--- WORK TO COMPLETE ---
Every entry must be copied word for word.

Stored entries
# # # #

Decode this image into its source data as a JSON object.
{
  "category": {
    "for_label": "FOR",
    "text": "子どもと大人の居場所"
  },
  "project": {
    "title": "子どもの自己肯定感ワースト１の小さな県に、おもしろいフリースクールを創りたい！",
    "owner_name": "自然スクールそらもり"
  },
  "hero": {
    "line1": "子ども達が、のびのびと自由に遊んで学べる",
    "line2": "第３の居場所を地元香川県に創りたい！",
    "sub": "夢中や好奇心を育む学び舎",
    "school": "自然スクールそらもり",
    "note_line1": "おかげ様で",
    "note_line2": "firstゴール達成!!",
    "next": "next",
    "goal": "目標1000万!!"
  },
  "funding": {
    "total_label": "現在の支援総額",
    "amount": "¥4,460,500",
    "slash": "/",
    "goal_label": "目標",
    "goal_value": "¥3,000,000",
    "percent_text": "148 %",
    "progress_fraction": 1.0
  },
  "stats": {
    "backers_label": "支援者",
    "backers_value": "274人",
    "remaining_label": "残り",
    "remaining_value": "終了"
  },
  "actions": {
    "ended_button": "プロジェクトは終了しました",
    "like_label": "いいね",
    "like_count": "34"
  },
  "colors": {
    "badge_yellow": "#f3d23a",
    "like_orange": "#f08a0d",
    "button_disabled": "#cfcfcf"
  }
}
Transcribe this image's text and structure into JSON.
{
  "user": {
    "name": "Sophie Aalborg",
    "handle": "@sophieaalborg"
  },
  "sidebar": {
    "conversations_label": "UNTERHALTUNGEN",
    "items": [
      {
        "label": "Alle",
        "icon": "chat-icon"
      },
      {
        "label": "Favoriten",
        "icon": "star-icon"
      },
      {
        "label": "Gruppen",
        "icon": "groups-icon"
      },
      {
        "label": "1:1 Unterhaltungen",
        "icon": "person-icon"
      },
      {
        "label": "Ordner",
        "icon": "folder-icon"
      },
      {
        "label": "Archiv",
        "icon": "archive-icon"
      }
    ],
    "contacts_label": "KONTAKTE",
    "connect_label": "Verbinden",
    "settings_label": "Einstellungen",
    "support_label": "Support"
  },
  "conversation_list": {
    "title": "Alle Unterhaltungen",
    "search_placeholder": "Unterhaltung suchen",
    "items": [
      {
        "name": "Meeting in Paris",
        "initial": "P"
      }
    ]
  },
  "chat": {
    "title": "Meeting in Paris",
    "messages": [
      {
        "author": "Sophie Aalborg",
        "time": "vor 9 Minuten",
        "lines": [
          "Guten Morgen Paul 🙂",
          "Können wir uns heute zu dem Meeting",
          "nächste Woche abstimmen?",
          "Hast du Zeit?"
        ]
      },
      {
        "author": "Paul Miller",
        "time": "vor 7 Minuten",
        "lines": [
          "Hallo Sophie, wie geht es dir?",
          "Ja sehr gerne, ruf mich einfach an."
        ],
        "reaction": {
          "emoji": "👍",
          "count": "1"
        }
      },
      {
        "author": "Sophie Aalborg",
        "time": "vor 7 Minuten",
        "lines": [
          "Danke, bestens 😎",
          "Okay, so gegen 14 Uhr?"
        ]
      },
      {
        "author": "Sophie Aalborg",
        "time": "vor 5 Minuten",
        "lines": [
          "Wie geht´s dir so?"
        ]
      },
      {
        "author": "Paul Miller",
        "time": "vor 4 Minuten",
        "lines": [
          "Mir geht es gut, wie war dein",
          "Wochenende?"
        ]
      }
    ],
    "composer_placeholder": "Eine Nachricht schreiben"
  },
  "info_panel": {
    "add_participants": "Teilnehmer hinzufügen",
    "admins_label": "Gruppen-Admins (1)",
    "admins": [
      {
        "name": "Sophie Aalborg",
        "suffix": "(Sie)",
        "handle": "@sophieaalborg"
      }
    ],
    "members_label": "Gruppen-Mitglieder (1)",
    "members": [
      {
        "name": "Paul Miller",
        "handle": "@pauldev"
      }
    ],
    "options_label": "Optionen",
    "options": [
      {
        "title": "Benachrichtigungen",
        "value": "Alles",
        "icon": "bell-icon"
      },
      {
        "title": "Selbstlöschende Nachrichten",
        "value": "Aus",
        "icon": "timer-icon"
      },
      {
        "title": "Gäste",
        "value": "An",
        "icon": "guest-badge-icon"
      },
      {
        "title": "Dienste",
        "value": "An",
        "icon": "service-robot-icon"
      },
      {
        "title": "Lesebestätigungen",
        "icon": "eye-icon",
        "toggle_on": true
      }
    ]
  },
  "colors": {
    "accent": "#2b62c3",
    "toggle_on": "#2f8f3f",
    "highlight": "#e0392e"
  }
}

# # # #

--- REPLY ---
Decode this image into its source data as a JSON object.
{
  "category": {
    "for_label": "FOR",
    "text": "子どもと大人の居場所"
  },
  "project": {
    "title": "子どもの自己肯定感ワースト１の小さな県に、おもしろいフリースクールを創りたい！",
    "owner_name": "自然スクールそらもり"
  },
  "hero": {
    "line1": "子ども達が、のびのびと自由に遊んで学べる",
    "line2": "第３の居場所を地元香川県に創りたい！",
    "sub": "夢中や好奇心を育む学び舎",
    "school": "自然スクールそらもり",
    "note_line1": "おかげ様で",
    "note_line2": "firstゴール達成!!",
    "next": "next",
    "goal": "目標1000万!!"
  },
  "funding": {
    "total_label": "現在の支援総額",
    "amount": "¥4,460,500",
    "slash": "/",
    "goal_label": "目標",
    "goal_value": "¥3,000,000",
    "percent_text": "148 %",
    "progress_fraction": 1.0
  },
  "stats": {
    "backers_label": "支援者",
    "backers_value": "274人",
    "remaining_label": "残り",
    "remaining_value": "終了"
  },
  "actions": {
    "ended_button": "プロジェクトは終了しました",
    "like_label": "いいね",
    "like_count": "34"
  },
  "colors": {
    "badge_yellow": "#f3d23a",
    "like_orange": "#f08a0d",
    "button_disabled": "#cfcfcf"
  }
}
Transcribe this image's text and structure into JSON.
{
  "user": {
    "name": "Sophie Aalborg",
    "handle": "@sophieaalborg"
  },
  "sidebar": {
    "conversations_label": "UNTERHALTUNGEN",
    "items": [
      {
        "label": "Alle",
        "icon": "chat-icon"
      },
      {
        "label": "Favoriten",
        "icon": "star-icon"
      },
      {
        "label": "Gruppen",
        "icon": "groups-icon"
      },
      {
        "label": "1:1 Unterhaltungen",
        "icon": "person-icon"
      },
      {
        "label": "Ordner",
        "icon": "folder-icon"
      },
      {
        "label": "Archiv",
        "icon": "archive-icon"
      }
    ],
    "contacts_label": "KONTAKTE",
    "connect_label": "Verbinden",
    "settings_label": "Einstellungen",
    "support_label": "Support"
  },
  "conversation_list": {
    "title": "Alle Unterhaltungen",
    "search_placeholder": "Unterhaltung suchen",
    "items": [
      {
        "name": "Meeting in Paris",
        "initial": "P"
      }
    ]
  },
  "chat": {
    "title": "Meeting in Paris",
    "messages": [
      {
        "author": "Sophie Aalborg",
        "time": "vor 9 Minuten",
        "lines": [
          "Guten Morgen Paul 🙂",
          "Können wir uns heute zu dem Meeting",
          "nächste Woche abstimmen?",
          "Hast du Zeit?"
        ]
      },
      {
        "author": "Paul Miller",
        "time": "vor 7 Minuten",
        "lines": [
          "Hallo Sophie, wie geht es dir?",
          "Ja sehr gerne, ruf mich einfach an."
        ],
        "reaction": {
          "emoji": "👍",
          "count": "1"
        }
      },
      {
        "author": "Sophie Aalborg",
        "time": "vor 7 Minuten",
        "lines": [
          "Danke, bestens 😎",
          "Okay, so gegen 14 Uhr?"
        ]
      },
      {
        "author": "Sophie Aalborg",
        "time": "vor 5 Minuten",
        "lines": [
          "Wie geht´s dir so?"
        ]
      },
      {
        "author": "Paul Miller",
        "time": "vor 4 Minuten",
        "lines": [
          "Mir geht es gut, wie war dein",
          "Wochenende?"
        ]
      }
    ],
    "composer_placeholder": "Eine Nachricht schreiben"
  },
  "info_panel": {
    "add_participants": "Teilnehmer hinzufügen",
    "admins_label": "Gruppen-Admins (1)",
    "admins": [
      {
        "name": "Sophie Aalborg",
        "suffix": "(Sie)",
        "handle": "@sophieaalborg"
      }
    ],
    "members_label": "Gruppen-Mitglieder (1)",
    "members": [
      {
        "name": "Paul Miller",
        "handle": "@pauldev"
      }
    ],
    "options_label": "Optionen",
    "options": [
      {
        "title": "Benachrichtigungen",
        "value": "Alles",
        "icon": "bell-icon"
      },
      {
        "title": "Selbstlöschende Nachrichten",
        "value": "Aus",
        "icon": "timer-icon"
      },
      {
        "title": "Gäste",
        "value": "An",
        "icon": "guest-badge-icon"
      },
      {
        "title": "Dienste",
        "value": "An",
        "icon": "service-robot-icon"
      },
      {
        "title": "Lesebestätigungen",
        "icon": "eye-icon",
        "toggle_on": true
      }
    ]
  },
  "colors": {
    "accent": "#2b62c3",
    "toggle_on": "#2f8f3f",
    "highlight": "#e0392e"
  }
}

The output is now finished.